● What you need to do
Will you output the entries below exactly, skipping every image they contain?
☆ ☆ ☆ ☆ ☆ ☆ ☆
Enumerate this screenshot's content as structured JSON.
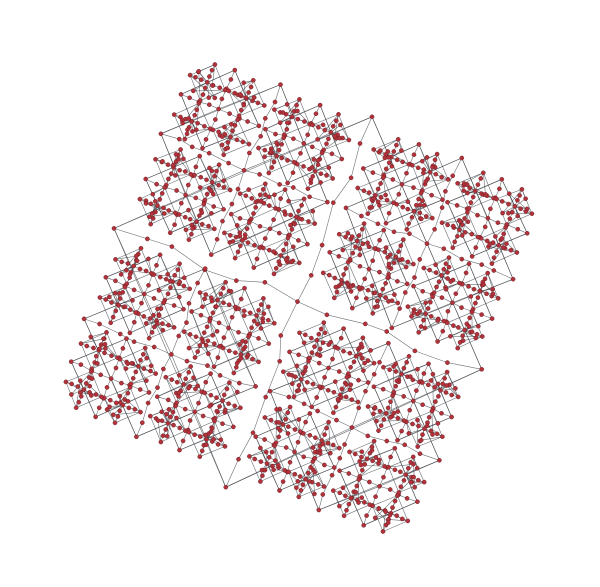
{
  "diagram": {
    "type": "network-graph",
    "layout": "fractal-rotated-square",
    "colors": {
      "background": "#ffffff",
      "node_fill": "#b3313a",
      "node_stroke": "#5a1a1e",
      "edge": "#3a3f44"
    },
    "structure": {
      "center_lobes": 4,
      "recursion_depth": 4,
      "rotation_degrees": 22
    }
  }
}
☆ ☆ ☆ ☆ ☆ ☆ ☆
● Expected answer
Enumerate this screenshot's content as structured JSON.
{
  "diagram": {
    "type": "network-graph",
    "layout": "fractal-rotated-square",
    "colors": {
      "background": "#ffffff",
      "node_fill": "#b3313a",
      "node_stroke": "#5a1a1e",
      "edge": "#3a3f44"
    },
    "structure": {
      "center_lobes": 4,
      "recursion_depth": 4,
      "rotation_degrees": 22
    }
  }
}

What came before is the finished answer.